Given problem:
Without including any pictures, write out the listing below exactly.

Entries shown:
——————————

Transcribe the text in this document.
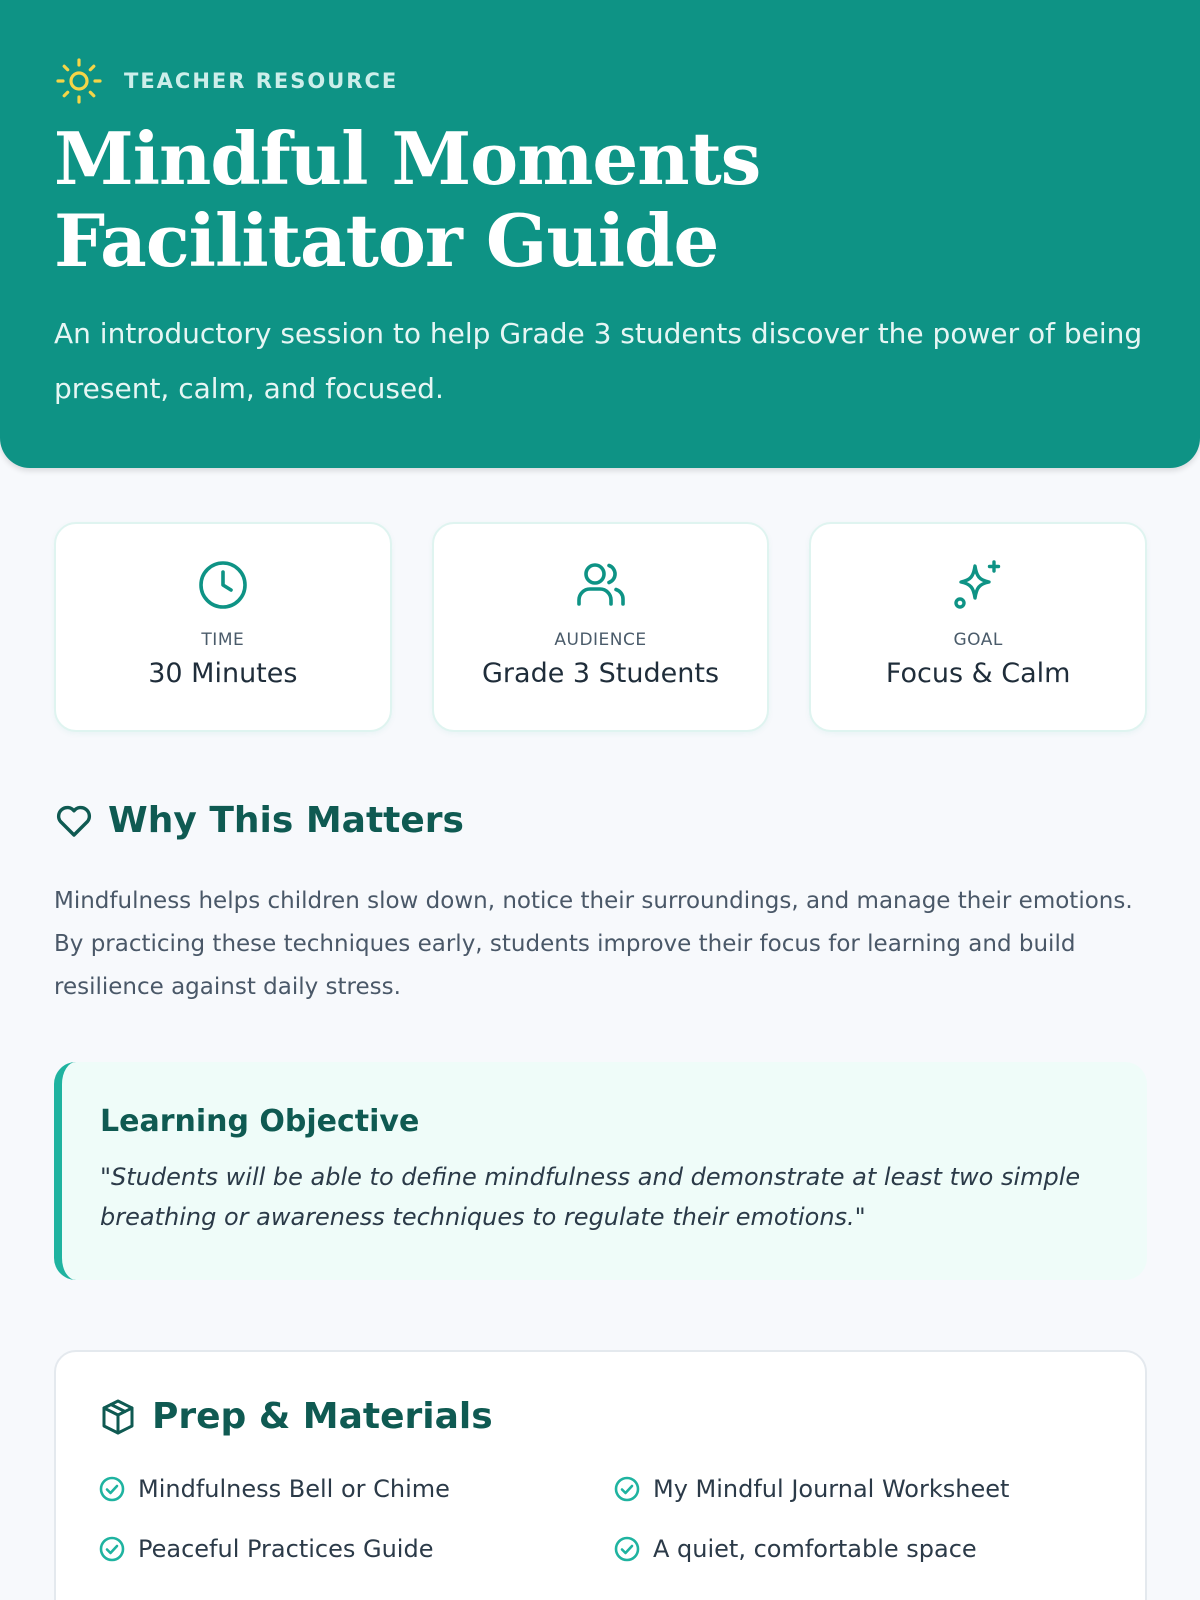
TEACHER RESOURCE
Mindful Moments Facilitator Guide

An introductory session to help Grade 3 students discover the power of being present, calm, and focused.

TIME
30 Minutes
AUDIENCE
Grade 3 Students
GOAL
Focus & Calm
Why This Matters

Mindfulness helps children slow down, notice their surroundings, and manage their emotions. By practicing these techniques early, students improve their focus for learning and build resilience against daily stress.

Learning Objective

"Students will be able to define mindfulness and demonstrate at least two simple breathing or awareness techniques to regulate their emotions."

Prep & Materials
Mindfulness Bell or Chime	My Mindful Journal Worksheet
Peaceful Practices Guide	A quiet, comfortable space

——————————

The response:
Transcribe the text in this document.
TEACHER RESOURCE
Mindful Moments Facilitator Guide

An introductory session to help Grade 3 students discover the power of being present, calm, and focused.

TIME
30 Minutes
AUDIENCE
Grade 3 Students
GOAL
Focus & Calm
Why This Matters

Mindfulness helps children slow down, notice their surroundings, and manage their emotions. By practicing these techniques early, students improve their focus for learning and build resilience against daily stress.

Learning Objective

"Students will be able to define mindfulness and demonstrate at least two simple breathing or awareness techniques to regulate their emotions."

Prep & Materials
Mindfulness Bell or Chime	My Mindful Journal Worksheet
Peaceful Practices Guide	A quiet, comfortable space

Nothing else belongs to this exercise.